*What to work on*
Scan the lines below for the word "billion". Copy each line you find it in.

Recorded data:
-- Start --

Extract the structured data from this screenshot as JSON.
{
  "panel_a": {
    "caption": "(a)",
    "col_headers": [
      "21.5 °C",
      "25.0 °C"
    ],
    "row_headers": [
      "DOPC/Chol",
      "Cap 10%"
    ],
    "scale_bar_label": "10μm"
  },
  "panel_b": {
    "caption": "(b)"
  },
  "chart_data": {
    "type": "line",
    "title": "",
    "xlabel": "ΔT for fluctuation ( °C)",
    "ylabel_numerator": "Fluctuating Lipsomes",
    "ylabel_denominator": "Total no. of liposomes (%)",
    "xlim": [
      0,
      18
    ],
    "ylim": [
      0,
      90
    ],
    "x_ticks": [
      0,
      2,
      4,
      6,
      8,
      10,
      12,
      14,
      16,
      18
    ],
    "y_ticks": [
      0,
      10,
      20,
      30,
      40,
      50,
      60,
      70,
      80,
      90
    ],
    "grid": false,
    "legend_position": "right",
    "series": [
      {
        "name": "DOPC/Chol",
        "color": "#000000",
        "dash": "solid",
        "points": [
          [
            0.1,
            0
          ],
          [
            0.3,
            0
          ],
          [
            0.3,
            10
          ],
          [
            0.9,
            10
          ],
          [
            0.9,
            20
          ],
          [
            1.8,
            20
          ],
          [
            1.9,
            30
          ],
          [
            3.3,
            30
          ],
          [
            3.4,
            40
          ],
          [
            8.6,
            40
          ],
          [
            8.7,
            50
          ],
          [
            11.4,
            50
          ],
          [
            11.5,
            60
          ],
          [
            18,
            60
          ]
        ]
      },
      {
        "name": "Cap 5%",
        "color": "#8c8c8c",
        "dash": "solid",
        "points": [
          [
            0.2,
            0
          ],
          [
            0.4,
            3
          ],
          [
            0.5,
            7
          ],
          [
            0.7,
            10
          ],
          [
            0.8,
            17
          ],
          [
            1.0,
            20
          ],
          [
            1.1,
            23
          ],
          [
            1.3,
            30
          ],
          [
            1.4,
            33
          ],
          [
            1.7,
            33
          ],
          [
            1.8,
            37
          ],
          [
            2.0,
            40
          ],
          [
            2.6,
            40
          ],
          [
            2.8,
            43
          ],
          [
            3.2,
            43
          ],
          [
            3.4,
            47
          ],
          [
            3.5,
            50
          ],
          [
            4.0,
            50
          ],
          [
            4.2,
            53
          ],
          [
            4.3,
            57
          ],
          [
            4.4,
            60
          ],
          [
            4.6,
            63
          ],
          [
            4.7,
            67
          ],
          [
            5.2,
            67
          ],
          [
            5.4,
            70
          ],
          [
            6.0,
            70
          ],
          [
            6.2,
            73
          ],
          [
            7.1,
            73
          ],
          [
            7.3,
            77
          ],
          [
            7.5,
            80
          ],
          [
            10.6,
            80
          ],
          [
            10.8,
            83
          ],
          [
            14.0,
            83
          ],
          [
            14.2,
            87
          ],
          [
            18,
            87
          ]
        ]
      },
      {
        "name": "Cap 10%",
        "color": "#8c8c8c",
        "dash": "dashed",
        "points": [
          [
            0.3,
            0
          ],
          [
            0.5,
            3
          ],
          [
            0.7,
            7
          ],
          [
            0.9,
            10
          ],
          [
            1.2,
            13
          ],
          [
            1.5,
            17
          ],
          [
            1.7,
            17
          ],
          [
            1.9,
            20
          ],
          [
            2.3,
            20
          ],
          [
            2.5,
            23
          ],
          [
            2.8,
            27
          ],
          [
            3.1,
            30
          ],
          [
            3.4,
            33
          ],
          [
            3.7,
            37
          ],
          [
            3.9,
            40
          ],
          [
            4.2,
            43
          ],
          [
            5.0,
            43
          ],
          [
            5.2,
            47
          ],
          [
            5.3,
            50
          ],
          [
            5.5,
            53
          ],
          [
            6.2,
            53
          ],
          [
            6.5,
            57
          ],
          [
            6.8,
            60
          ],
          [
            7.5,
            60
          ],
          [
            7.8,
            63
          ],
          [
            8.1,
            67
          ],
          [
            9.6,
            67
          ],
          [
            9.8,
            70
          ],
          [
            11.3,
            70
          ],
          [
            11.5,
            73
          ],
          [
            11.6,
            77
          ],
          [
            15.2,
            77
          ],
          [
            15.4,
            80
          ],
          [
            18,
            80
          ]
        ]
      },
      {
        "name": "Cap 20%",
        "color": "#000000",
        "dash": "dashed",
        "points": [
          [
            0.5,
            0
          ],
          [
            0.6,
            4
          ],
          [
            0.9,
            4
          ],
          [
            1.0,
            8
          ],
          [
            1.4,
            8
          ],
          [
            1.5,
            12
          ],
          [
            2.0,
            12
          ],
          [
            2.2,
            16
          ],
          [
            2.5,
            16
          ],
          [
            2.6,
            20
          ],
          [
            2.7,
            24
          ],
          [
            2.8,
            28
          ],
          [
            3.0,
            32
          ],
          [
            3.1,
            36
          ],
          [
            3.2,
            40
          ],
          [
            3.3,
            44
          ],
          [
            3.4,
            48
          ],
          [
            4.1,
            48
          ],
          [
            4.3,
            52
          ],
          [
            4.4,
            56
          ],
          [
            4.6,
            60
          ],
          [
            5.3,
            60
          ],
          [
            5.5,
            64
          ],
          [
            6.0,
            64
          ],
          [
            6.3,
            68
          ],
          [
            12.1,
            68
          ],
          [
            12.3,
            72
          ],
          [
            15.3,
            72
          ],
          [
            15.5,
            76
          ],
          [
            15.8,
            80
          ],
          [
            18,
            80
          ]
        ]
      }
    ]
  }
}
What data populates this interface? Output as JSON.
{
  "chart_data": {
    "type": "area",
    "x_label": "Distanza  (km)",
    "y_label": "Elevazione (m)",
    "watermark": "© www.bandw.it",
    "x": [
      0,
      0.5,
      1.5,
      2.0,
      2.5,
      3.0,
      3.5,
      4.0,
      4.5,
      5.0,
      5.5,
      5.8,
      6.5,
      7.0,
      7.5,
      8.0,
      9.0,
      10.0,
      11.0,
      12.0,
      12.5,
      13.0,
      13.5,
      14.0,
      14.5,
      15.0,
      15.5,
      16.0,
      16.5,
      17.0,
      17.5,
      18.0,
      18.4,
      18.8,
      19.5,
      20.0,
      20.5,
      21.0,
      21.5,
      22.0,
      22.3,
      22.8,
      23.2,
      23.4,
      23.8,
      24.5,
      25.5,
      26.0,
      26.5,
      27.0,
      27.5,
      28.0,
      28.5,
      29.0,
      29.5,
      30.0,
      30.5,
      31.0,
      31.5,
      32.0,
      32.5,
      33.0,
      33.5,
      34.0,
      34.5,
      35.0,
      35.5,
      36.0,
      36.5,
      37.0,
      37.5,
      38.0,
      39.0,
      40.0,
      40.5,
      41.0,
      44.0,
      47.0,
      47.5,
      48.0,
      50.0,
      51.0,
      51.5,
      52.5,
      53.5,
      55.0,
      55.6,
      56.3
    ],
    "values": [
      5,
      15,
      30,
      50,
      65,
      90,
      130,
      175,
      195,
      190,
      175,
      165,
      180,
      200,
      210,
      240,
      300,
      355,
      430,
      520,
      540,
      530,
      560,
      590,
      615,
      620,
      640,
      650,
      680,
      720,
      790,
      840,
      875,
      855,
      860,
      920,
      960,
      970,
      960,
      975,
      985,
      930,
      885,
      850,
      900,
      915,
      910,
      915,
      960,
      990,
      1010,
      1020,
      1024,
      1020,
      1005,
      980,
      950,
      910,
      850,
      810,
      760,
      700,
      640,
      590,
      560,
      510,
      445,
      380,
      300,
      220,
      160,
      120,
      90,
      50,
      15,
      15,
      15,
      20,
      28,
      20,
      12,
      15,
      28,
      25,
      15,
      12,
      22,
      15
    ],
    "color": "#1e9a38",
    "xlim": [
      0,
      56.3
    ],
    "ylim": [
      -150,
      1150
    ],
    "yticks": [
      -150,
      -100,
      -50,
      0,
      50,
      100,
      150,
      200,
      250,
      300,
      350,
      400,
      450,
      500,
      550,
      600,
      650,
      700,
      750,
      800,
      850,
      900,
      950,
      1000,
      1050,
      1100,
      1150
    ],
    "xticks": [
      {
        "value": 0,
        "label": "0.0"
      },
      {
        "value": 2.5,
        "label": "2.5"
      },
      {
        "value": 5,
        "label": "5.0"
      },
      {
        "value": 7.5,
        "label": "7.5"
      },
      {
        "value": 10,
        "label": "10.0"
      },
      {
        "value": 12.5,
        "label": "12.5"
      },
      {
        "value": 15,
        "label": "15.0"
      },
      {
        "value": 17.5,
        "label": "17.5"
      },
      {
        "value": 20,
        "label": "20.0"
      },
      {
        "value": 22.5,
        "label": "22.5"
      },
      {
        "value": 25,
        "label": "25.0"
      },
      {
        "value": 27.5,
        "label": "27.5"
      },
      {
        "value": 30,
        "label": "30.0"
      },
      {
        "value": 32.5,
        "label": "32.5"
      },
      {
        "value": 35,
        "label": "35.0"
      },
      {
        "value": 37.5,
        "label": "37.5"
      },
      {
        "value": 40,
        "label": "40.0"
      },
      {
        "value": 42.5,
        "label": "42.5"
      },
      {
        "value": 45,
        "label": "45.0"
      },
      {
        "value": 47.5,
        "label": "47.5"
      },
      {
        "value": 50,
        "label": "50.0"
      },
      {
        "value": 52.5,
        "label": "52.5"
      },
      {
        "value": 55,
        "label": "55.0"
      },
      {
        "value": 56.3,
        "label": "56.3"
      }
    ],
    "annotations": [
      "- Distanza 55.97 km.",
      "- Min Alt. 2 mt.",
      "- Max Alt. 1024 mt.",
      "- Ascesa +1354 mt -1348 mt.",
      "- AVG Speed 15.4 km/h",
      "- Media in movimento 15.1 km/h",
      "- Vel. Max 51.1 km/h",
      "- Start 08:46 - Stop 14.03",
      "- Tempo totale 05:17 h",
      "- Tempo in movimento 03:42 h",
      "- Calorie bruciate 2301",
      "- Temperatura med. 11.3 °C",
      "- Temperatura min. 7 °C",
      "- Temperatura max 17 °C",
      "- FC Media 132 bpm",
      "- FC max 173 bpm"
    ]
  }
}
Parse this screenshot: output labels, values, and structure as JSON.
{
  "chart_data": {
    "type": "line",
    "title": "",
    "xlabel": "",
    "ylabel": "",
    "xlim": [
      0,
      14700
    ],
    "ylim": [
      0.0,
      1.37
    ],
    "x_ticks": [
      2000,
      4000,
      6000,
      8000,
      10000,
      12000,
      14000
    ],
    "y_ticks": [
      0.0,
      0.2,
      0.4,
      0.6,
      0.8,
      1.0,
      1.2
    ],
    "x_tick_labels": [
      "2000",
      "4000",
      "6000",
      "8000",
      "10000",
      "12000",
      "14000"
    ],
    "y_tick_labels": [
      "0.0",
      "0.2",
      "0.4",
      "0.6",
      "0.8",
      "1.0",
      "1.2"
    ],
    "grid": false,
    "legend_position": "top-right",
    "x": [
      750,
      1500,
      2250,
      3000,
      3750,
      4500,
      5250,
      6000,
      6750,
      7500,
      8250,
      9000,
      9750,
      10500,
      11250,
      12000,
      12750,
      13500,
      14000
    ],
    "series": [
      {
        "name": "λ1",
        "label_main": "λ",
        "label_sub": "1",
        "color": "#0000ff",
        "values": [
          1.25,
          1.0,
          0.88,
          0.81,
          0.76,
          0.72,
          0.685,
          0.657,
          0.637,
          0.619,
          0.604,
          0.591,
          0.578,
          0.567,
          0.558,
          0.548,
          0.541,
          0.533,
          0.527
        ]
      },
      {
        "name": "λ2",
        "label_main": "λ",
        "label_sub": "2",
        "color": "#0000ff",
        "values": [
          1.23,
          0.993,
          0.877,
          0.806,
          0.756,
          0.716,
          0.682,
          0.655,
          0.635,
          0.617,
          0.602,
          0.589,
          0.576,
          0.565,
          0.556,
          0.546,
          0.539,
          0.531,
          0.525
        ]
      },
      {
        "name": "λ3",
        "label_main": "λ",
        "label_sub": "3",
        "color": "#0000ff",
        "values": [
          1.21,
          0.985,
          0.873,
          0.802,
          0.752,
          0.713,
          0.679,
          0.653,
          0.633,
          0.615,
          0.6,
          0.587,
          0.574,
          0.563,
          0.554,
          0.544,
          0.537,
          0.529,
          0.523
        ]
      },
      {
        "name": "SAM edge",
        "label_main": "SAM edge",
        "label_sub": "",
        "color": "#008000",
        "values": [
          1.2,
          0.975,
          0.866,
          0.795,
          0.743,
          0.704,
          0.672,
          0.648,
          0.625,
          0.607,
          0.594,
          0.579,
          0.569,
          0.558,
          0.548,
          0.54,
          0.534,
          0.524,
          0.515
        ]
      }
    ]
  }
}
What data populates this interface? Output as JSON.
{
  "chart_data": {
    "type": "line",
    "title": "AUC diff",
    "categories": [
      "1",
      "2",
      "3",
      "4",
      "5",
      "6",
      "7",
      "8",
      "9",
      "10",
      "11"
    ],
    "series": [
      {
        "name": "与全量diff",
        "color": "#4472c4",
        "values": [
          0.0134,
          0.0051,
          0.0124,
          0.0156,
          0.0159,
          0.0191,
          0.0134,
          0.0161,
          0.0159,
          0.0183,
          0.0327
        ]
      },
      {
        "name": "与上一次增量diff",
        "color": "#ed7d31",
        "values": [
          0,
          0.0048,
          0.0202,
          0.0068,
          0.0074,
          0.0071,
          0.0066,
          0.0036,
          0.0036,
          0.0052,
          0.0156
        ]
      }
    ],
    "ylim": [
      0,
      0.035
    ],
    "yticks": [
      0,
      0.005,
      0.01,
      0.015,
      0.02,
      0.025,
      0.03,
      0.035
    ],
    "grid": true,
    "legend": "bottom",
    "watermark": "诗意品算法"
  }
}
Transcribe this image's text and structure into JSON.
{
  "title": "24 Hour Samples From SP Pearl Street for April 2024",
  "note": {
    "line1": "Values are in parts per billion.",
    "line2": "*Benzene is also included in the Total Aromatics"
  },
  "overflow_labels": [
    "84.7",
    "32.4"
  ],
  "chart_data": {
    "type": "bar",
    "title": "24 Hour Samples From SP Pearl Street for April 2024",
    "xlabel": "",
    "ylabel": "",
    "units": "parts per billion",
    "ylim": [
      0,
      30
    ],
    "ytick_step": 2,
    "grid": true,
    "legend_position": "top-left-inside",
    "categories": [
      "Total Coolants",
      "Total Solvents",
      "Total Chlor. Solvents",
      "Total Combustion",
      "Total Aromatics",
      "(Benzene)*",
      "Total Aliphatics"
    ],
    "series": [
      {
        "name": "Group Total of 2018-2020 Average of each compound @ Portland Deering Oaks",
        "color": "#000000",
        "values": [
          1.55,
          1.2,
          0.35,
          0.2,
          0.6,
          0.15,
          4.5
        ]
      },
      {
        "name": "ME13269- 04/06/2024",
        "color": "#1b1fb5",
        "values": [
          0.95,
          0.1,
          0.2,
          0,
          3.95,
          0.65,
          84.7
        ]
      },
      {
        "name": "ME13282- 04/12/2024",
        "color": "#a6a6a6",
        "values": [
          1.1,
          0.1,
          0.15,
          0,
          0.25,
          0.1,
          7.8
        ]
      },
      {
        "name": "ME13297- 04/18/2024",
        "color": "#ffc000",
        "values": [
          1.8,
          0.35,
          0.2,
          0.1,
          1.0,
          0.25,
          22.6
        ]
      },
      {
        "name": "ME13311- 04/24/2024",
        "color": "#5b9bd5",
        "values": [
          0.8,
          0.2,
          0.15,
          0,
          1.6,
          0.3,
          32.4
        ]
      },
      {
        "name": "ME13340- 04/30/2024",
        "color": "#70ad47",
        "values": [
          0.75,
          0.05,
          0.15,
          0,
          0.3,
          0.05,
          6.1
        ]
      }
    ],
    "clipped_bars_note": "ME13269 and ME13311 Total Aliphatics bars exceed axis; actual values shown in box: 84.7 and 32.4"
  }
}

-- End --

*Result of this exercise*
    "line1": "Values are in parts per billion.",
    "units": "parts per billion",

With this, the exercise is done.